*TO DO*
Find how many lines contain "difference" and state only that number.

*RECORDS FOR THE TASK*
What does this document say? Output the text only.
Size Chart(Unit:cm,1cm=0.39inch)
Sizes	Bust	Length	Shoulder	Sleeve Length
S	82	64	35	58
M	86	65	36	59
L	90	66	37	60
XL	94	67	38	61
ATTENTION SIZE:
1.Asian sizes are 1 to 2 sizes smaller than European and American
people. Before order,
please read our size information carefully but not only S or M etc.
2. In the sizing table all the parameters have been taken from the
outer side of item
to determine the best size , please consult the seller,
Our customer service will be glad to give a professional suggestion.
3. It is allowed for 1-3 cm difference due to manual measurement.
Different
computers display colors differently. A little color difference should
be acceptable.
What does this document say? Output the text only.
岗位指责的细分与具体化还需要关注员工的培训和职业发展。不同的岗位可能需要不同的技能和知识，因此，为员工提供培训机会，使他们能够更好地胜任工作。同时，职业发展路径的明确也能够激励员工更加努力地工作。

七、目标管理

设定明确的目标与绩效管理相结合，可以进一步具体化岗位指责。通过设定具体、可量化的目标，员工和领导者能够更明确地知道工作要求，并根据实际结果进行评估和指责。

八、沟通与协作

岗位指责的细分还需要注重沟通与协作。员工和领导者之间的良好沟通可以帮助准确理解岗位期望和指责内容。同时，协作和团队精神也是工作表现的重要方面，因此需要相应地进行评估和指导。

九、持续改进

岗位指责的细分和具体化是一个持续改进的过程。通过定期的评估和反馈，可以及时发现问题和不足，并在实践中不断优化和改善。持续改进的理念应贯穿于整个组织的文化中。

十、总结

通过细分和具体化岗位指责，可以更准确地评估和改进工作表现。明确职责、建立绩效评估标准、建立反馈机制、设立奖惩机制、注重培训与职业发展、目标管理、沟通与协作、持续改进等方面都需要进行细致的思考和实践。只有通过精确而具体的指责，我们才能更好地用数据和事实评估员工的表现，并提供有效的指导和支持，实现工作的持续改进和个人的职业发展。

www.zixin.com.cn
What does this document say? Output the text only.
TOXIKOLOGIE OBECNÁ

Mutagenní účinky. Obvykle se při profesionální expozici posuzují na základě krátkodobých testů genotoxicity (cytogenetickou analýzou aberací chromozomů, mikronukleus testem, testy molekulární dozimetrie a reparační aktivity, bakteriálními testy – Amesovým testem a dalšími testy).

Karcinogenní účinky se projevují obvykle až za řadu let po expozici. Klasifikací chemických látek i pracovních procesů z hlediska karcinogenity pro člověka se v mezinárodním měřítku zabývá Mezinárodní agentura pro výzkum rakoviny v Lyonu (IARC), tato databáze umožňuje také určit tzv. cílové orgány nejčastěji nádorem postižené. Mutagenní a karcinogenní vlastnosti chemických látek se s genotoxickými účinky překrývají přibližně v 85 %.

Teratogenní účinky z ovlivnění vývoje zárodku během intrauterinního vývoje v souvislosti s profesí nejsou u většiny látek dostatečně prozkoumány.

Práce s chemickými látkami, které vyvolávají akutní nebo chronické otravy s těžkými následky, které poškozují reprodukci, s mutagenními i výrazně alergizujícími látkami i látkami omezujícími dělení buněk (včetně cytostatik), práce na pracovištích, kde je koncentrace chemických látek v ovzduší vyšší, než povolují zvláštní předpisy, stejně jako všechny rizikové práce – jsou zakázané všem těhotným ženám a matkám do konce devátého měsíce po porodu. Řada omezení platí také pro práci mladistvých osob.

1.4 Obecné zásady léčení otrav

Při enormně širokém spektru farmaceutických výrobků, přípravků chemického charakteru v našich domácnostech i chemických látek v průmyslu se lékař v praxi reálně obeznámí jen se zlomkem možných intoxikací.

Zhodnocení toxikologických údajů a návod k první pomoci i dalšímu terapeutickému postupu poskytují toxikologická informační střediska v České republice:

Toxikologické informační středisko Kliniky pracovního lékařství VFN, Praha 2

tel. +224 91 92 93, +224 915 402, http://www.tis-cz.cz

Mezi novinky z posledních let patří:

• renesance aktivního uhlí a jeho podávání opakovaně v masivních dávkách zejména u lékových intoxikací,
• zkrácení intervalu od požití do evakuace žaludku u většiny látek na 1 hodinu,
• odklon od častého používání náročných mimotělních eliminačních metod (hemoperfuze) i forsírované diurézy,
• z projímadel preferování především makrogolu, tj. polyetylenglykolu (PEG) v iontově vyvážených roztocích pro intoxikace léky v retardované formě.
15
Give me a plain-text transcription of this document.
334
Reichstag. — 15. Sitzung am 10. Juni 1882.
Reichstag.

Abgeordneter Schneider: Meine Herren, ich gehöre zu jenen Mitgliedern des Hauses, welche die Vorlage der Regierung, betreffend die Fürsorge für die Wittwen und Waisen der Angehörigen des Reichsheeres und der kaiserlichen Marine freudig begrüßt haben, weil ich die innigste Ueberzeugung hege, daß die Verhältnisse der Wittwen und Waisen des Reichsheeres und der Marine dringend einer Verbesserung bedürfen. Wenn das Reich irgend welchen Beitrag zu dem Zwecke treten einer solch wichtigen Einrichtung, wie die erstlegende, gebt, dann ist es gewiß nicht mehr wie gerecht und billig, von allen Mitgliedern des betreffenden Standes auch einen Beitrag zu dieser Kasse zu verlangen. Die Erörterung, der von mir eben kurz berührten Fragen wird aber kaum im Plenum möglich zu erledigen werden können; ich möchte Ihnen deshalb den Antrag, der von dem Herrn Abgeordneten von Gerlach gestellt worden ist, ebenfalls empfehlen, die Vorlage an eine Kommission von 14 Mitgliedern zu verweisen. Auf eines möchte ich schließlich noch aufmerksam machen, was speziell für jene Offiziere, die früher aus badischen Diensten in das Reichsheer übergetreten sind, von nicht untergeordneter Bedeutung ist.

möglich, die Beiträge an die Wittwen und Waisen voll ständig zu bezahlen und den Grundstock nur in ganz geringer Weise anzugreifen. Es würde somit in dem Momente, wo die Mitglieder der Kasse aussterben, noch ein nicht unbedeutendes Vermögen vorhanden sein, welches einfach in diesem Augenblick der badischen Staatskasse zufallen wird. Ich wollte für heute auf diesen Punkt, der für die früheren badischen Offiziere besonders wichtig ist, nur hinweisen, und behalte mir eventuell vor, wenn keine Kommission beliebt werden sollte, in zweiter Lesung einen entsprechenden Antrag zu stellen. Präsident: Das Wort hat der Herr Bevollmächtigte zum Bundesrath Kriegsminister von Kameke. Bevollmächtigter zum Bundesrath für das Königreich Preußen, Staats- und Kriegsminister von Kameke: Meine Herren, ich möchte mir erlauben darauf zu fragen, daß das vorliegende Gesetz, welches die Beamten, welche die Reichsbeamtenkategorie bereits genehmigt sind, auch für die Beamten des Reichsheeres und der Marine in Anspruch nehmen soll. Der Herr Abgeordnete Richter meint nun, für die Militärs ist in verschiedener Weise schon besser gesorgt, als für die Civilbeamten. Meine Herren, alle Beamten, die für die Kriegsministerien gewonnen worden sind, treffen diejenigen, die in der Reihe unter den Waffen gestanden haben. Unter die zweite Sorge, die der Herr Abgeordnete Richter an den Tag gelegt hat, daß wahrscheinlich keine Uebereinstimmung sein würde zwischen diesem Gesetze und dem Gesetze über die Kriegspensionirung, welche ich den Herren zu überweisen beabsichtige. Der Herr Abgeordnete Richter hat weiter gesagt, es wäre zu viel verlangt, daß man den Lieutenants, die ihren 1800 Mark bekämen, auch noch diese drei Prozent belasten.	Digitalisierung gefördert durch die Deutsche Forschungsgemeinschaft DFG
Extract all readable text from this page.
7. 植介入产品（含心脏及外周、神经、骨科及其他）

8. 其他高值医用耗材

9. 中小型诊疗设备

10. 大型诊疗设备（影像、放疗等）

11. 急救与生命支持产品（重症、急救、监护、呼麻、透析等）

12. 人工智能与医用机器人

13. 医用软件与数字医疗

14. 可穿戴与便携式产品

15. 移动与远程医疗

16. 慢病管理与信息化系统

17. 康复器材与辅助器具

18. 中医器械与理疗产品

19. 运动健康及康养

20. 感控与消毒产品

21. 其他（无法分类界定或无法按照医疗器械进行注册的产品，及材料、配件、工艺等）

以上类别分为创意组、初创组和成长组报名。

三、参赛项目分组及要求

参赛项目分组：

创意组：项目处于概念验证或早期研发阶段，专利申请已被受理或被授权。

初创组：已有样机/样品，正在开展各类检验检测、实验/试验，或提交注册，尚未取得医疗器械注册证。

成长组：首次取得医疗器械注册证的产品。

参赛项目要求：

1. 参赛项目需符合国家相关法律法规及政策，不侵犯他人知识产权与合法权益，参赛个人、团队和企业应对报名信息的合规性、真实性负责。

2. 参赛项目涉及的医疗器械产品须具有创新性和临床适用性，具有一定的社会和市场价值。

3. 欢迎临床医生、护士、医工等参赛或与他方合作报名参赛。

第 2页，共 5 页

*OUTPUT*
2